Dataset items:
§
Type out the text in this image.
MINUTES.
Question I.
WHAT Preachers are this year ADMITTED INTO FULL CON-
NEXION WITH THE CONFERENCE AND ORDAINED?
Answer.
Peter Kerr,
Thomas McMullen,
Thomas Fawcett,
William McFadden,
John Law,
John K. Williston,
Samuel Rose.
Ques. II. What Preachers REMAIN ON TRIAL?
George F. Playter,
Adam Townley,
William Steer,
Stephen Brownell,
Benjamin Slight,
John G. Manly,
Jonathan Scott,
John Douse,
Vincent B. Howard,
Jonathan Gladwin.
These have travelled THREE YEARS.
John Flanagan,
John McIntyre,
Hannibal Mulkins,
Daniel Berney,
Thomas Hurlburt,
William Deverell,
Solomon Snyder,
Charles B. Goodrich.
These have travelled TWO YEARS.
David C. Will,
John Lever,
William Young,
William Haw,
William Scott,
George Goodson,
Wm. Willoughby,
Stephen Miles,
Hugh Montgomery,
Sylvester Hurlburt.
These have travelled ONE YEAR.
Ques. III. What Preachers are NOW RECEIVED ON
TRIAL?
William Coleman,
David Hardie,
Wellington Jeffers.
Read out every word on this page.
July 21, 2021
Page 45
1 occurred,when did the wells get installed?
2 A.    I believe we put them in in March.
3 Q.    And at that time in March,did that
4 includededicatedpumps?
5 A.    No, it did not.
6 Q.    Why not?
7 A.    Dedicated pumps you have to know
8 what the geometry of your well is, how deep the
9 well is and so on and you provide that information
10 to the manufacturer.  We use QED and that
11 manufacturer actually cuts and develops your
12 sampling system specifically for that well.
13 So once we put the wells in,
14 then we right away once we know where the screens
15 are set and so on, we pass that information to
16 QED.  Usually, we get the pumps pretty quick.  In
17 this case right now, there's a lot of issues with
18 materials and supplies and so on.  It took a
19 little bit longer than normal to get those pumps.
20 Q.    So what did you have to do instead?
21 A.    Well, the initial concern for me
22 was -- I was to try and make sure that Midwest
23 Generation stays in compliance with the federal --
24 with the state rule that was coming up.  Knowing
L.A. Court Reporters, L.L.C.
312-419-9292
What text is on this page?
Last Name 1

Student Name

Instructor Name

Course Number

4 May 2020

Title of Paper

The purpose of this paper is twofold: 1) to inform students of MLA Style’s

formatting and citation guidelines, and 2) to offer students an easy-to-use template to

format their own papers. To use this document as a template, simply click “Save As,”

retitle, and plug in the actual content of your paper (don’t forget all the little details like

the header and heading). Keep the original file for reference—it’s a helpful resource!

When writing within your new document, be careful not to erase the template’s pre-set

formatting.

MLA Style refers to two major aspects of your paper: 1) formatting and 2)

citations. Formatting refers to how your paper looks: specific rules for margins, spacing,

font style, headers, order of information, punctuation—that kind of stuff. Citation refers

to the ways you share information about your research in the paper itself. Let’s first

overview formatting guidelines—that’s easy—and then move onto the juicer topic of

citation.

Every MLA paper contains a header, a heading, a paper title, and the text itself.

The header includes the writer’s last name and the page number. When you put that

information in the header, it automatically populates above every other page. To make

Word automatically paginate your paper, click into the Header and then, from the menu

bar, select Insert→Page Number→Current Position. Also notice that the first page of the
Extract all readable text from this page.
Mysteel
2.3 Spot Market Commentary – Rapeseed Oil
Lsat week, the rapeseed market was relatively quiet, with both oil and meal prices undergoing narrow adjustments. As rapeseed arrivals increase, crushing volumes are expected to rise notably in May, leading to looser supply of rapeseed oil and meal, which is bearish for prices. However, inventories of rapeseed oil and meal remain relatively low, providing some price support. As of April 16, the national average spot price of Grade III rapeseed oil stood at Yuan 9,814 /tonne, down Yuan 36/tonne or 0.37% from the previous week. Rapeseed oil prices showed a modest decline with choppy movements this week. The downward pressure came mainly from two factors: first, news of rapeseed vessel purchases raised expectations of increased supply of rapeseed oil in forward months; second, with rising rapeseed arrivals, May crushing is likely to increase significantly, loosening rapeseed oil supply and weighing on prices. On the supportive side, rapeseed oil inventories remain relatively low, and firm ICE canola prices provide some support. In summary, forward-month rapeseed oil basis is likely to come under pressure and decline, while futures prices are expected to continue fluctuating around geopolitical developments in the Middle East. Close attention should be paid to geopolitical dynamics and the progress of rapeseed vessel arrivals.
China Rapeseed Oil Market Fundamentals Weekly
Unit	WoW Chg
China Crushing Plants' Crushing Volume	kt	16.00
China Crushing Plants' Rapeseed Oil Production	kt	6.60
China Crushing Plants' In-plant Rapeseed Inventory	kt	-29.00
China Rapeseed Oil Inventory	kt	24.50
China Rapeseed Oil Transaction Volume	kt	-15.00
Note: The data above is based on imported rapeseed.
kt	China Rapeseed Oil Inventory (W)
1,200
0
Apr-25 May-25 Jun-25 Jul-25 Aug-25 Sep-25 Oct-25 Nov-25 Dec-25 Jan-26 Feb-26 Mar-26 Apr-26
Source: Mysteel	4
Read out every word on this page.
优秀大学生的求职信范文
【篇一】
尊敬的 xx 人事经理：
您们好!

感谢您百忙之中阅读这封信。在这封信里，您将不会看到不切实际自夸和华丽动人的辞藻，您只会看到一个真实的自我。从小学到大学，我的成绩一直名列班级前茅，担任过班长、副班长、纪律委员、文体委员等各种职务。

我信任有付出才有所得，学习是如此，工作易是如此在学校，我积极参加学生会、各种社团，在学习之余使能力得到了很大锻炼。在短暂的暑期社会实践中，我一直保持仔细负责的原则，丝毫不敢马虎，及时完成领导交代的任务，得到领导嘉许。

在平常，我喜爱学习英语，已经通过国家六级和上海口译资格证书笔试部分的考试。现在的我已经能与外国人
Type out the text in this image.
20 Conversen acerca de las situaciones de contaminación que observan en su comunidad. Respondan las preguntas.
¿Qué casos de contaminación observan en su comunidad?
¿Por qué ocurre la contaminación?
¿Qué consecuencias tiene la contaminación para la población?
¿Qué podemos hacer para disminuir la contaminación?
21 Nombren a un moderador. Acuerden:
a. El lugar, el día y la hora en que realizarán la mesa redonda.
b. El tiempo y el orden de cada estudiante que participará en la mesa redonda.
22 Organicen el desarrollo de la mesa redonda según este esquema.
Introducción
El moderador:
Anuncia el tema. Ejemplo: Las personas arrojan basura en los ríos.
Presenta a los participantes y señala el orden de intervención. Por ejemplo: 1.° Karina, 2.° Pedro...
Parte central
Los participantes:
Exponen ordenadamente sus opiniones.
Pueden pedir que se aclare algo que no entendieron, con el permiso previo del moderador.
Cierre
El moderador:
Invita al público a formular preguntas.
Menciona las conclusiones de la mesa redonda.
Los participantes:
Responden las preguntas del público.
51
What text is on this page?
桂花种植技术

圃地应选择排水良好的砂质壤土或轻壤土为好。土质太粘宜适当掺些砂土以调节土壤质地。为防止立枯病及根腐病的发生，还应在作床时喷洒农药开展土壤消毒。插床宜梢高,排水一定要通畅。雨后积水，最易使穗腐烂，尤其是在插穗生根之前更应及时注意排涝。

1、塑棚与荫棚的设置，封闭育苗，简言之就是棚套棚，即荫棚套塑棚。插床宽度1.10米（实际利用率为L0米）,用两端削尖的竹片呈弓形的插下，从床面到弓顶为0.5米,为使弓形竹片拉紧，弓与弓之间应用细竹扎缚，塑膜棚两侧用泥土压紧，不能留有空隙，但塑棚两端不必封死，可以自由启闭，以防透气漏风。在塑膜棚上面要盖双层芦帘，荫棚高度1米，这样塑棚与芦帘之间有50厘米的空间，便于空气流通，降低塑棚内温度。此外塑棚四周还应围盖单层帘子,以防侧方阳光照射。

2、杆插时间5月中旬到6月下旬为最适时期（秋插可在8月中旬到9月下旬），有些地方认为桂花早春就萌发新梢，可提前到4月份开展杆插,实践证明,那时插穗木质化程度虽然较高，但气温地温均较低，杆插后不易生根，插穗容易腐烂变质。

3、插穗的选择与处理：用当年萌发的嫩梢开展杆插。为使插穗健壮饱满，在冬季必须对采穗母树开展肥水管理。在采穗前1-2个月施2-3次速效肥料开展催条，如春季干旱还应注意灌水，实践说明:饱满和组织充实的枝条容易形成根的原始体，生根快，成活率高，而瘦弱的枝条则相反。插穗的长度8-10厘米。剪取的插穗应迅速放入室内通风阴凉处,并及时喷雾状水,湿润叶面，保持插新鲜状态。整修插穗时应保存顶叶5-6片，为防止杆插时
§
# [PROBLEM TO SOLVE]
Which lines contain "students"? Show each of them.

# [WRITTEN SOLUTION]
The purpose of this paper is twofold: 1) to inform students of MLA Style’s
formatting and citation guidelines, and 2) to offer students an easy-to-use template to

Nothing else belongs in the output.